# [待办任务]
1. 在 ApplyMomentum 说明的输入部分中，找出说明文字为某种“张量首地址”的所有参数，并列出它们的名称。
2. 请逐字照录 ApplyMomentum 说明中从“- **accumulate** - 动量累积张量首地址。”到“可选)** - 核掩码（仅适用于共享存储版本）。”之间的文字，首尾两处均包括在内。

# [文本摘录]

******************************

ApplyMomentum
=================
对权重张量执行 Momentum/改进动量优化更新。

    .. math::

        \begin{aligned}
        accu_t &= moment \cdot accu_{t-1} + g_t \\
        update_t &= \begin{cases}
            (accu_t \cdot moment + g_t), & \text{if nesterov = True} \\
            accu_t, & \text{otherwise}
        \end{cases} \\
        weight_t &= weight_{t-1} - learning\_rate \cdot update_t
        \end{aligned}


    输入：
        - **weight** - 待更新权重张量首地址。
        - **accumulate** - 动量累积张量首地址。
        - **gradient** - 梯度张量首地址。
        - **learning_rate** - 学习率。
        - **moment** - 动量系数。
        - **nesterov** - 是否启用 Nesterov 动量。
        - **start** - 参与计算的起始索引（闭区间）。
        - **end** - 参与计算的结束索引（开区间）。
        - **core_mask(int, 可选)** - 核掩码（仅适用于共享存储版本）。

    输出：
        - **weight** - 原地写回更新后的权重张量。
        - **accumulate** - 原地写回更新后的动量张量。

    支持平台：
        ``FT78NE``
        ``MT7004``

    .. note::
        - FT78NE 支持 fp32 数据类型。
        - MT7004 支持 fp16、fp32 数据类型。


**共享存储版本:**

.. c:function:: void hp_applymomentum_s(half *weight, half *accumulate, const half *gradient, float learning_rate, float moment, bool nesterov, int start, int end, int core_mask)

******************************

# [数据集条目]
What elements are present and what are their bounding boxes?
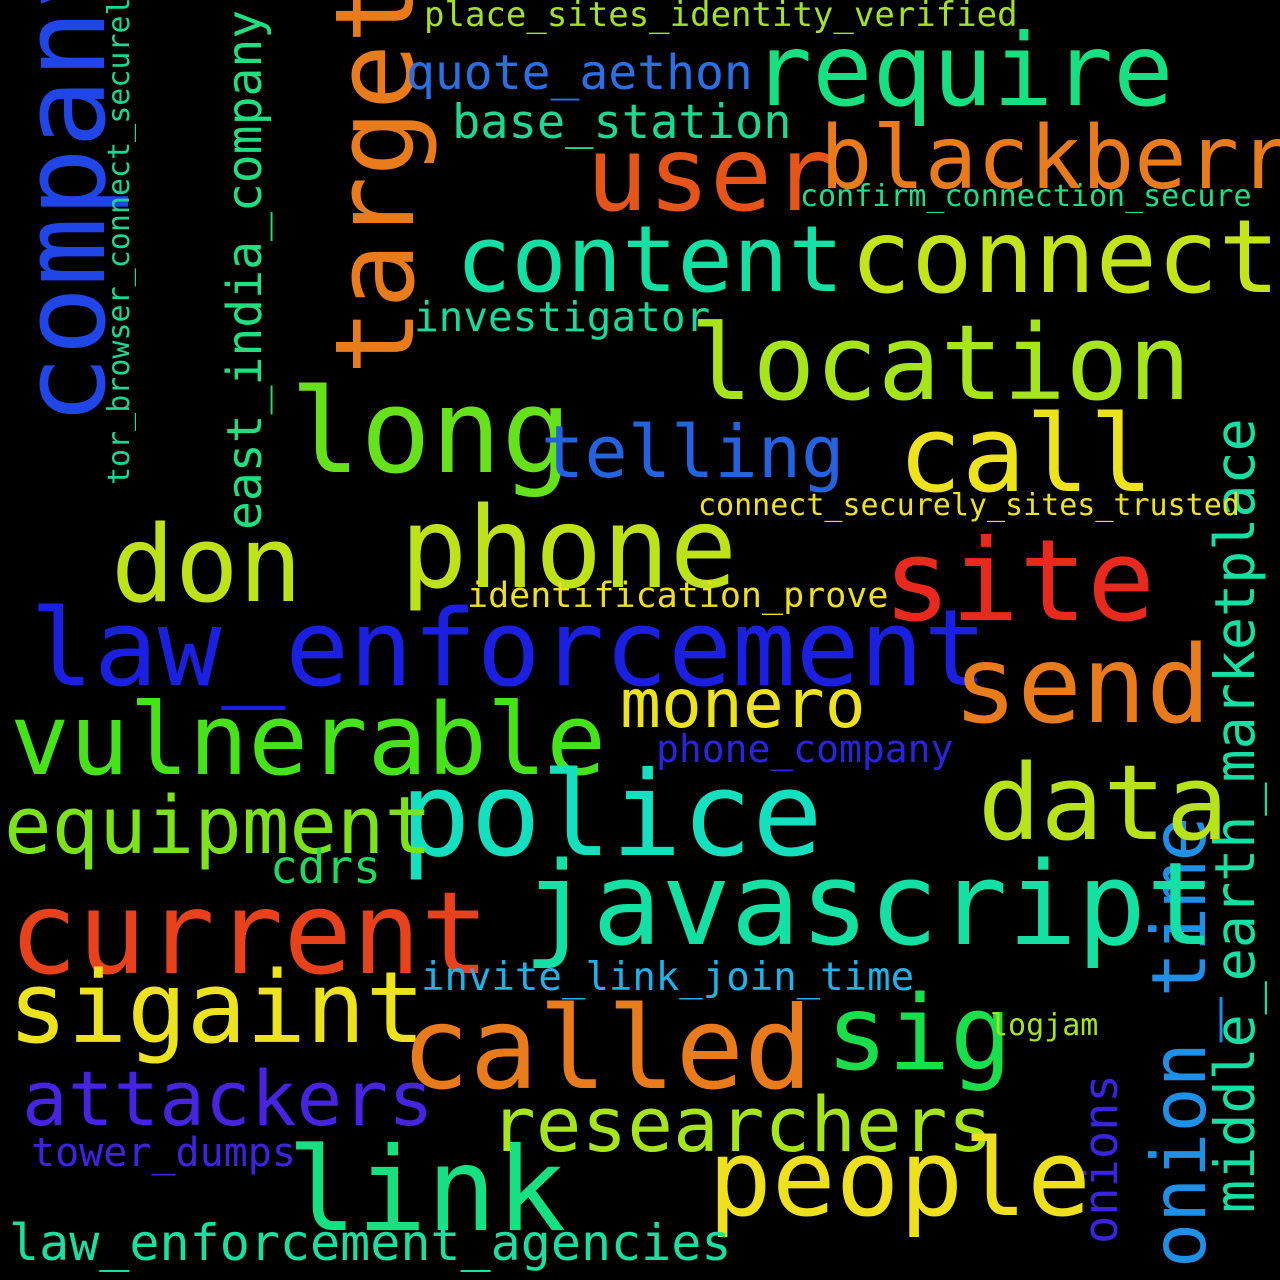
word-site: site <box>883 515 1156 647</box>
word-phone-company: phone_company <box>656 727 954 771</box>
word-telling: telling <box>541 410 845 494</box>
word-east-india-company: east_india_company <box>217 9 273 530</box>
word-send: send <box>953 624 1211 748</box>
word-investigator: investigator <box>414 293 711 341</box>
word-vulnerable: vulnerable <box>10 683 607 798</box>
word-javascript: javascript <box>523 838 1216 972</box>
word-cdrs: cdrs <box>270 840 381 894</box>
word-law-enforcement: law_enforcement <box>30 587 988 710</box>
word-content: content <box>456 206 844 313</box>
word-people: people <box>708 1117 1091 1240</box>
word-sigaint: sigaint <box>8 951 426 1066</box>
word-connect: connect <box>850 198 1280 317</box>
word-monero: monero <box>620 665 866 744</box>
word-user: user <box>586 115 835 235</box>
word-call: call <box>898 393 1154 516</box>
word-current: current <box>9 867 490 1000</box>
word-link: link <box>287 1123 567 1258</box>
word-equipment: equipment <box>4 780 433 872</box>
word-law-enforcement-agencies: law_enforcement_agencies <box>9 1214 732 1272</box>
word-tor-browser-connect-securely: tor_browser_connect_securely <box>102 0 137 485</box>
word-long: long <box>290 363 572 500</box>
word-logjam: logjam <box>990 1008 1099 1043</box>
word-place-sites-identity-verified: place_sites_identity_verified <box>424 0 1018 35</box>
word-called: called <box>401 982 813 1115</box>
word-attackers: attackers <box>22 1054 434 1143</box>
word-police: police <box>400 746 823 883</box>
word-location: location <box>690 302 1191 424</box>
word-invite-link-join-time: invite_link_join_time <box>421 955 915 1000</box>
word-researchers: researchers <box>490 1080 994 1169</box>
word-sig: sig <box>826 974 1013 1094</box>
word-connect-securely-sites-trusted: connect_securely_sites_trusted <box>698 488 1240 523</box>
word-phone: phone <box>400 484 738 614</box>
word-data: data <box>978 742 1229 864</box>
word-base-station: base_station <box>452 95 792 150</box>
word-don: don <box>111 503 303 626</box>
word-tower-dumps: tower_dumps <box>31 1130 296 1176</box>
word-require: require <box>752 12 1174 129</box>
word-blackberry: blackberry <box>820 107 1280 209</box>
word-quote-aethon: quote_aethon <box>406 45 753 101</box>
word-identification-prove: identification_prove <box>467 576 889 616</box>
word-confirm-connection-secure: confirm_connection_secure <box>800 179 1252 214</box>
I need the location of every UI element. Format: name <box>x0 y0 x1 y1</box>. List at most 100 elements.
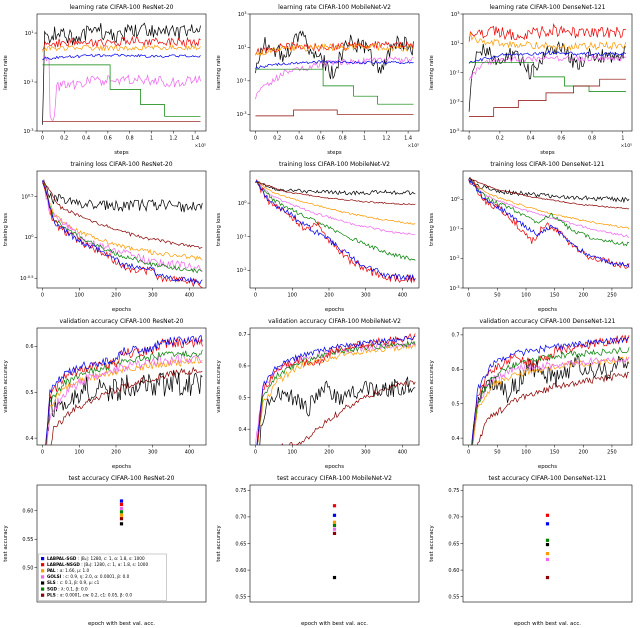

******************************

# [任务结果]
1. weight、accumulate、gradient

2.
- **accumulate** - 动量累积张量首地址。
        - **gradient** - 梯度张量首地址。
        - **learning_rate** - 学习率。
        - **moment** - 动量系数。
        - **nesterov** - 是否启用 Nesterov 动量。
        - **start** - 参与计算的起始索引（闭区间）。
        - **end** - 参与计算的结束索引（开区间）。
        - **core_mask(int, 可选)** - 核掩码（仅适用于共享存储版本）。